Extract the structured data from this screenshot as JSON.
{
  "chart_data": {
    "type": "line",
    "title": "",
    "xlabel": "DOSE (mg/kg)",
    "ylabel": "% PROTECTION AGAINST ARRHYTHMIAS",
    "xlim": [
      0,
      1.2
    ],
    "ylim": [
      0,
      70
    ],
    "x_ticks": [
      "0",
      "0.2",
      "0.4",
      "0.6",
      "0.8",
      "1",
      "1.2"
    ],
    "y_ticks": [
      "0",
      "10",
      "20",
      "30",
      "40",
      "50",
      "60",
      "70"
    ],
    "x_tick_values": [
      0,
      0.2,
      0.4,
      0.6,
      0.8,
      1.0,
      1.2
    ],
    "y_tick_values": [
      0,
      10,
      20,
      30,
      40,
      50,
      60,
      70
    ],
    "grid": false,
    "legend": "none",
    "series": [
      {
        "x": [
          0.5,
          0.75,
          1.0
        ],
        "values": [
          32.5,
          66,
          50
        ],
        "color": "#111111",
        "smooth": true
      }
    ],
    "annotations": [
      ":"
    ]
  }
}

## Problem to work on
Set down the listing in full, keeping every word exactly as it is.

## Exercise result
Extract the structured data from this screenshot as JSON.
{
  "chart_data": {
    "type": "line",
    "title": "",
    "xlabel": "DOSE (mg/kg)",
    "ylabel": "% PROTECTION AGAINST ARRHYTHMIAS",
    "xlim": [
      0,
      1.2
    ],
    "ylim": [
      0,
      70
    ],
    "x_ticks": [
      "0",
      "0.2",
      "0.4",
      "0.6",
      "0.8",
      "1",
      "1.2"
    ],
    "y_ticks": [
      "0",
      "10",
      "20",
      "30",
      "40",
      "50",
      "60",
      "70"
    ],
    "x_tick_values": [
      0,
      0.2,
      0.4,
      0.6,
      0.8,
      1.0,
      1.2
    ],
    "y_tick_values": [
      0,
      10,
      20,
      30,
      40,
      50,
      60,
      70
    ],
    "grid": false,
    "legend": "none",
    "series": [
      {
        "x": [
          0.5,
          0.75,
          1.0
        ],
        "values": [
          32.5,
          66,
          50
        ],
        "color": "#111111",
        "smooth": true
      }
    ],
    "annotations": [
      ":"
    ]
  }
}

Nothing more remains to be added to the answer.